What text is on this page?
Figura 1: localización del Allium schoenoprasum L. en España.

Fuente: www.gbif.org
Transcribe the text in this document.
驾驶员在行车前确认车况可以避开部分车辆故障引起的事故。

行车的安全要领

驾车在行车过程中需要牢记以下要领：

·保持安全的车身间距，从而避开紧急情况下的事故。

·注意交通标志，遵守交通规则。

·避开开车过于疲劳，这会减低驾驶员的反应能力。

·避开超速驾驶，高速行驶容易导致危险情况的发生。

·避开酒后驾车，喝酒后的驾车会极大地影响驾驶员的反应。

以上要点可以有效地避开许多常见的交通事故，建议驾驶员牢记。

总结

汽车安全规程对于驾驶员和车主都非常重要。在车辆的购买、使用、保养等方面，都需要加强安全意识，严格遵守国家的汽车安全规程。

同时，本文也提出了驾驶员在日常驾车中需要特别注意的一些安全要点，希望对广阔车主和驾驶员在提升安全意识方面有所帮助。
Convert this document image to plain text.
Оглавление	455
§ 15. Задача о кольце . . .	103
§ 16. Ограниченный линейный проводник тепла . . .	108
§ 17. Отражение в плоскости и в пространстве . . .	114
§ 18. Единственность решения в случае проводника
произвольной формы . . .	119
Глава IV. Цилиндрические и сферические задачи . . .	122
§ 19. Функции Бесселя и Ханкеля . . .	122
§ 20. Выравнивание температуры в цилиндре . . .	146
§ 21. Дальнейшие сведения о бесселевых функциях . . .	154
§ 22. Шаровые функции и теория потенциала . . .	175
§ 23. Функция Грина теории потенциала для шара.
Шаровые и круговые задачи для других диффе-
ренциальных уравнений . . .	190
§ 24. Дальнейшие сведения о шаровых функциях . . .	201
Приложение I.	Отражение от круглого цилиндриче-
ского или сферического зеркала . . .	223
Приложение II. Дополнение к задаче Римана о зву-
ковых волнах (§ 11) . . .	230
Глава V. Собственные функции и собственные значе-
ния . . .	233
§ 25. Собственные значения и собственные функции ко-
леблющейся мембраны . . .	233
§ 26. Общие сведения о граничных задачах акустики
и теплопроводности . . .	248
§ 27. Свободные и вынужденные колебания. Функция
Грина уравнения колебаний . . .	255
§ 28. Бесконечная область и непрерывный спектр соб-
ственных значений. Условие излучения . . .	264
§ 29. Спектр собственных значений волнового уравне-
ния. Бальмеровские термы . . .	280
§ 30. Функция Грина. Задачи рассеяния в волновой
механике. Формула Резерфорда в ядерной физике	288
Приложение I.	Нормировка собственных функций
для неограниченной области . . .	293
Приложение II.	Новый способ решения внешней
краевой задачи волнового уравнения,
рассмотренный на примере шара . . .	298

* _Work to do_: Gather every line from the entries above where the word "волнового" appears, and copy them.

* _Answer_:
§ 29. Спектр собственных значений волнового уравне-
краевой задачи волнового уравнения,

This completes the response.